§ **TASK**: The records that follow are to be repeated without alteration.

+--

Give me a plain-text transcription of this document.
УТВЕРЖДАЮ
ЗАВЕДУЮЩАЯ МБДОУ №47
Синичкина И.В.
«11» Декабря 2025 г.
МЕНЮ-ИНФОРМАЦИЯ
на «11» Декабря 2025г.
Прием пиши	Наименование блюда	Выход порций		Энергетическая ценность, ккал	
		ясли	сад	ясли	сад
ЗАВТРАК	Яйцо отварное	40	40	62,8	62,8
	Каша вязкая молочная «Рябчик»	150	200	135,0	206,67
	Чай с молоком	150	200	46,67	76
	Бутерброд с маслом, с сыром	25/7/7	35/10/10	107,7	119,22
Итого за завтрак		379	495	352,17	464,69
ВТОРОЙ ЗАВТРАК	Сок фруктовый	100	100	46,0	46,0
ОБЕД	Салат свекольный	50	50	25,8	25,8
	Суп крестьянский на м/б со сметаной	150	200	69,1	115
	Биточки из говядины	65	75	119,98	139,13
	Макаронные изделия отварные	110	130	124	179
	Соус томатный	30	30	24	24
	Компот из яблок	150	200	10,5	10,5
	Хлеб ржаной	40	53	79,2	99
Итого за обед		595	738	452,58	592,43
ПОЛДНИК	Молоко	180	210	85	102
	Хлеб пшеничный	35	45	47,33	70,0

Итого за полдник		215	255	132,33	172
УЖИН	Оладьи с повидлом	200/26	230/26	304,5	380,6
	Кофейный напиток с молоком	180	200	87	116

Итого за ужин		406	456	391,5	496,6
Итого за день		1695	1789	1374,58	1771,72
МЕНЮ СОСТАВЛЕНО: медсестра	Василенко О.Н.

+--

§ **THE ANSWER**:
Give me a plain-text transcription of this document.
УТВЕРЖДАЮ
ЗАВЕДУЮЩАЯ МБДОУ №47
Синичкина И.В.
«11» Декабря 2025 г.
МЕНЮ-ИНФОРМАЦИЯ
на «11» Декабря 2025г.
Прием пиши	Наименование блюда	Выход порций		Энергетическая ценность, ккал	
		ясли	сад	ясли	сад
ЗАВТРАК	Яйцо отварное	40	40	62,8	62,8
	Каша вязкая молочная «Рябчик»	150	200	135,0	206,67
	Чай с молоком	150	200	46,67	76
	Бутерброд с маслом, с сыром	25/7/7	35/10/10	107,7	119,22
Итого за завтрак		379	495	352,17	464,69
ВТОРОЙ ЗАВТРАК	Сок фруктовый	100	100	46,0	46,0
ОБЕД	Салат свекольный	50	50	25,8	25,8
	Суп крестьянский на м/б со сметаной	150	200	69,1	115
	Биточки из говядины	65	75	119,98	139,13
	Макаронные изделия отварные	110	130	124	179
	Соус томатный	30	30	24	24
	Компот из яблок	150	200	10,5	10,5
	Хлеб ржаной	40	53	79,2	99
Итого за обед		595	738	452,58	592,43
ПОЛДНИК	Молоко	180	210	85	102
	Хлеб пшеничный	35	45	47,33	70,0

Итого за полдник		215	255	132,33	172
УЖИН	Оладьи с повидлом	200/26	230/26	304,5	380,6
	Кофейный напиток с молоком	180	200	87	116

Итого за ужин		406	456	391,5	496,6
Итого за день		1695	1789	1374,58	1771,72
МЕНЮ СОСТАВЛЕНО: медсестра	Василенко О.Н.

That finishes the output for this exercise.